___ Trecho do texto ___

De acordo com Silva (2013), a imprensa construiu representações no imaginário porto-alegrense estabelecendo relações entre esporte e medidas de higiene, modernização, e a bicicleta como símbolo de modernidade. Em meados de 1895 o “velocípede de duas rodas” caiu no gosto de alguns jovens como forma de deslocamento, e passeios começaram a ser organizados partindo dos Campos do Bom Fim para os arraiais - foi como surgiu o primeiro clube dedicado à nova mania porto-alegrense, a União Velocipédica de Amadores (AXT e SCLIAR, 2011; FRANCO, 1998; MACEDO, 1982; MORAES, 2012). A fundação da União Velocipédica de Amadores, em março de 1895, foi amplamente divulgada pela imprensa - talvez pelo “importante papel [que o ciclismo] está desempenhando na Europa” (LICHT, 2002, p.9) e sua correspondência com o projeto de modernização em voga. Macedo comenta que Não havia, por certo, nenhuma intenção de competir, de emparelhar-se, de apostar corrida. Eram tranquilos e juvenis passeios dominicais que refrescavam o corpo e pacificavam o espírito do alegre porto-alegrense. Não competiam nem pretendiam se tornar grande sociedade, tanto que dois anos depois, apenas alcançavam cinquenta sócios (1982, p.62).

___ Dados fornecidos ___

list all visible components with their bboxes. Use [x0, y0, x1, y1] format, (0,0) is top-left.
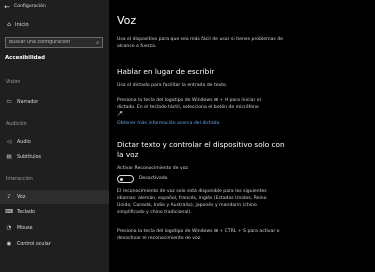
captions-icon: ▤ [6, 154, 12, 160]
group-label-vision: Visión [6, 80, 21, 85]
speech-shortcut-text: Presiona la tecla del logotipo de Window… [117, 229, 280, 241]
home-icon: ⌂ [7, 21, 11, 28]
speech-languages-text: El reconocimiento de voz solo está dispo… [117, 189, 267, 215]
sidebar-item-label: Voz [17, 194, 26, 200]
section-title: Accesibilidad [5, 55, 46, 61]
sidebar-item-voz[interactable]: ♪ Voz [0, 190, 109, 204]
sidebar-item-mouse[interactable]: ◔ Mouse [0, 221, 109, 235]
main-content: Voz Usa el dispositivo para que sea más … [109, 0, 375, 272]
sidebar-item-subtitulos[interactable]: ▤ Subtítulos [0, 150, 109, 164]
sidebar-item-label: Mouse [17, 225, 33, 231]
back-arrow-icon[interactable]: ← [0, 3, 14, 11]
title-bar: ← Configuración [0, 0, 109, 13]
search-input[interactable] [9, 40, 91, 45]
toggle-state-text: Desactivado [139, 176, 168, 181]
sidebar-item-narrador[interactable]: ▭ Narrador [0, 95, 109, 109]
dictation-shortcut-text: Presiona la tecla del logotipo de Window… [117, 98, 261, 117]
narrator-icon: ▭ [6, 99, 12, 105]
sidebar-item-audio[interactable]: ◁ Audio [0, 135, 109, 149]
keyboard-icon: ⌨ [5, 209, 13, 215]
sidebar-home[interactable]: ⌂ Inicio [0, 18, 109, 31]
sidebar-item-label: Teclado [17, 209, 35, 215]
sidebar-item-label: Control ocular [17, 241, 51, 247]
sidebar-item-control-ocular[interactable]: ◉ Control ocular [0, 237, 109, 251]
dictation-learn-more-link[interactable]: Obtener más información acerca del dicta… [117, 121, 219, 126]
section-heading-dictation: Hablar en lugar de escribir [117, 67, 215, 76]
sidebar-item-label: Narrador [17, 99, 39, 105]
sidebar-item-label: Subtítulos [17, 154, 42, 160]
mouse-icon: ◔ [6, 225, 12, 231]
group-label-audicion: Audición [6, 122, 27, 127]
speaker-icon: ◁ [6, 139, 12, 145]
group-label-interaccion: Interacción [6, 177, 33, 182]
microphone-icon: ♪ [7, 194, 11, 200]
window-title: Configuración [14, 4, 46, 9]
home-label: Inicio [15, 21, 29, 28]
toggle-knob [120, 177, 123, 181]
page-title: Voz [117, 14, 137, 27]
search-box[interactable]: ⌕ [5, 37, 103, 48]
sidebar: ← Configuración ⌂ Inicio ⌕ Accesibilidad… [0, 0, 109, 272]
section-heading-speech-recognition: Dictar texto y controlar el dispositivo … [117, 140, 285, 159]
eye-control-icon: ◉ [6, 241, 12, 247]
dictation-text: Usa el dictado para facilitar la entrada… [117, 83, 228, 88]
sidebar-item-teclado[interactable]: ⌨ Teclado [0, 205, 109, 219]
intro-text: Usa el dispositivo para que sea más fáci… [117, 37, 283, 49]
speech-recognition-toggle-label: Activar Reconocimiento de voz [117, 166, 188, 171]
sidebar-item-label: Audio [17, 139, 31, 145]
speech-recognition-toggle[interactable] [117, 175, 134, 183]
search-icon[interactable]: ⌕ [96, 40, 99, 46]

___

Enunciado do exercício: De acordo com o trecho sobre o ciclismo em Porto Alegre, em que mês e ano foi fundada a União Velocipédica de Amadores? Responda, por favor, em uma frase.

Resposta abaixo: A União Velocipédica de Amadores foi fundada em março de 1895.